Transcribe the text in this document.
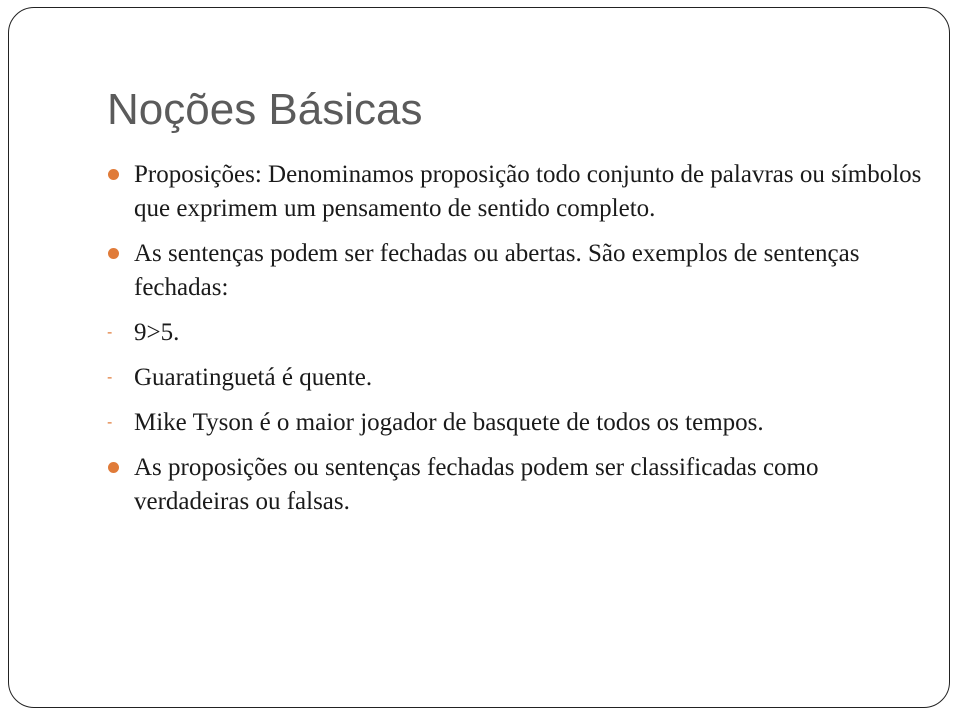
Noções Básicas
Proposições: Denominamos proposição todo conjunto de palavras ou símbolos que exprimem um pensamento de sentido completo.
As sentenças podem ser fechadas ou abertas. São exemplos de sentenças fechadas:
- 9>5.
- Guaratinguetá é quente.
- Mike Tyson é o maior jogador de basquete de todos os tempos.
As proposições ou sentenças fechadas podem ser classificadas como verdadeiras ou falsas.
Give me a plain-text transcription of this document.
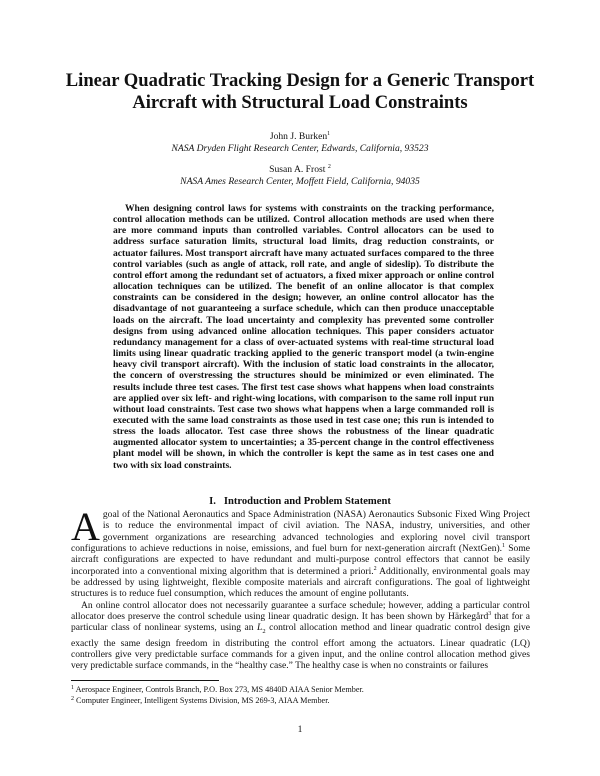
Linear Quadratic Tracking Design for a Generic Transport Aircraft with Structural Load Constraints
John J. Burken$^1$
NASA Dryden Flight Research Center, Edwards, California, 93523
Susan A. Frost $^2$
NASA Ames Research Center, Moffett Field, California, 94035

When designing control laws for systems with constraints on the tracking performance, control allocation methods can be utilized. Control allocation methods are used when there are more command inputs than controlled variables. Control allocators can be used to address surface saturation limits, structural load limits, drag reduction constraints, or actuator failures. Most transport aircraft have many actuated surfaces compared to the three control variables (such as angle of attack, roll rate, and angle of sideslip). To distribute the control effort among the redundant set of actuators, a fixed mixer approach or online control allocation techniques can be utilized. The benefit of an online allocator is that complex constraints can be considered in the design; however, an online control allocator has the disadvantage of not guaranteeing a surface schedule, which can then produce unacceptable loads on the aircraft. The load uncertainty and complexity has prevented some controller designs from using advanced online allocation techniques. This paper considers actuator redundancy management for a class of over-actuated systems with real-time structural load limits using linear quadratic tracking applied to the generic transport model (a twin-engine heavy civil transport aircraft). With the inclusion of static load constraints in the allocator, the concern of overstressing the structures should be minimized or even eliminated. The results include three test cases. The first test case shows what happens when load constraints are applied over six left- and right-wing locations, with comparison to the same roll input run without load constraints. Test case two shows what happens when a large commanded roll is executed with the same load constraints as those used in test case one; this run is intended to stress the loads allocator. Test case three shows the robustness of the linear quadratic augmented allocator system to uncertainties; a 35-percent change in the control effectiveness plant model will be shown, in which the controller is kept the same as in test cases one and two with six load constraints.

I.   Introduction and Problem Statement

A goal of the National Aeronautics and Space Administration (NASA) Aeronautics Subsonic Fixed Wing Project is to reduce the environmental impact of civil aviation. The NASA, industry, universities, and other government organizations are researching advanced technologies and exploring novel civil transport configurations to achieve reductions in noise, emissions, and fuel burn for next-generation aircraft (NextGen).$^1$ Some aircraft configurations are expected to have redundant and multi-purpose control effectors that cannot be easily incorporated into a conventional mixing algorithm that is determined a priori.$^2$ Additionally, environmental goals may be addressed by using lightweight, flexible composite materials and aircraft configurations. The goal of lightweight structures is to reduce fuel consumption, which reduces the amount of engine pollutants.

An online control allocator does not necessarily guarantee a surface schedule; however, adding a particular control allocator does preserve the control schedule using linear quadratic design. It has been shown by Härkegård$^3$ that for a particular class of nonlinear systems, using an $L_2$ control allocation method and linear quadratic control design give exactly the same design freedom in distributing the control effort among the actuators. Linear quadratic (LQ) controllers give very predictable surface commands for a given input, and the online control allocation method gives very predictable surface commands, in the “healthy case.” The healthy case is when no constraints or failures

$^1$ Aerospace Engineer, Controls Branch, P.O. Box 273, MS 4840D AIAA Senior Member.
$^2$ Computer Engineer, Intelligent Systems Division, MS 269-3, AIAA Member.
1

▬▬▬▬▬▬

DIRECTIONS: Can you retype every record above exactly, leaving out the pictures?

RESULT OF THIS EXERCISE:
Transcribe the text in this document.
Noções Básicas
Proposições: Denominamos proposição todo conjunto de palavras ou símbolos que exprimem um pensamento de sentido completo.
As sentenças podem ser fechadas ou abertas. São exemplos de sentenças fechadas:
- 9>5.
- Guaratinguetá é quente.
- Mike Tyson é o maior jogador de basquete de todos os tempos.
As proposições ou sentenças fechadas podem ser classificadas como verdadeiras ou falsas.
Give me a plain-text transcription of this document.
Linear Quadratic Tracking Design for a Generic Transport Aircraft with Structural Load Constraints
John J. Burken$^1$
NASA Dryden Flight Research Center, Edwards, California, 93523
Susan A. Frost $^2$
NASA Ames Research Center, Moffett Field, California, 94035

When designing control laws for systems with constraints on the tracking performance, control allocation methods can be utilized. Control allocation methods are used when there are more command inputs than controlled variables. Control allocators can be used to address surface saturation limits, structural load limits, drag reduction constraints, or actuator failures. Most transport aircraft have many actuated surfaces compared to the three control variables (such as angle of attack, roll rate, and angle of sideslip). To distribute the control effort among the redundant set of actuators, a fixed mixer approach or online control allocation techniques can be utilized. The benefit of an online allocator is that complex constraints can be considered in the design; however, an online control allocator has the disadvantage of not guaranteeing a surface schedule, which can then produce unacceptable loads on the aircraft. The load uncertainty and complexity has prevented some controller designs from using advanced online allocation techniques. This paper considers actuator redundancy management for a class of over-actuated systems with real-time structural load limits using linear quadratic tracking applied to the generic transport model (a twin-engine heavy civil transport aircraft). With the inclusion of static load constraints in the allocator, the concern of overstressing the structures should be minimized or even eliminated. The results include three test cases. The first test case shows what happens when load constraints are applied over six left- and right-wing locations, with comparison to the same roll input run without load constraints. Test case two shows what happens when a large commanded roll is executed with the same load constraints as those used in test case one; this run is intended to stress the loads allocator. Test case three shows the robustness of the linear quadratic augmented allocator system to uncertainties; a 35-percent change in the control effectiveness plant model will be shown, in which the controller is kept the same as in test cases one and two with six load constraints.

I.   Introduction and Problem Statement

A goal of the National Aeronautics and Space Administration (NASA) Aeronautics Subsonic Fixed Wing Project is to reduce the environmental impact of civil aviation. The NASA, industry, universities, and other government organizations are researching advanced technologies and exploring novel civil transport configurations to achieve reductions in noise, emissions, and fuel burn for next-generation aircraft (NextGen).$^1$ Some aircraft configurations are expected to have redundant and multi-purpose control effectors that cannot be easily incorporated into a conventional mixing algorithm that is determined a priori.$^2$ Additionally, environmental goals may be addressed by using lightweight, flexible composite materials and aircraft configurations. The goal of lightweight structures is to reduce fuel consumption, which reduces the amount of engine pollutants.

An online control allocator does not necessarily guarantee a surface schedule; however, adding a particular control allocator does preserve the control schedule using linear quadratic design. It has been shown by Härkegård$^3$ that for a particular class of nonlinear systems, using an $L_2$ control allocation method and linear quadratic control design give exactly the same design freedom in distributing the control effort among the actuators. Linear quadratic (LQ) controllers give very predictable surface commands for a given input, and the online control allocation method gives very predictable surface commands, in the “healthy case.” The healthy case is when no constraints or failures

$^1$ Aerospace Engineer, Controls Branch, P.O. Box 273, MS 4840D AIAA Senior Member.
$^2$ Computer Engineer, Intelligent Systems Division, MS 269-3, AIAA Member.
1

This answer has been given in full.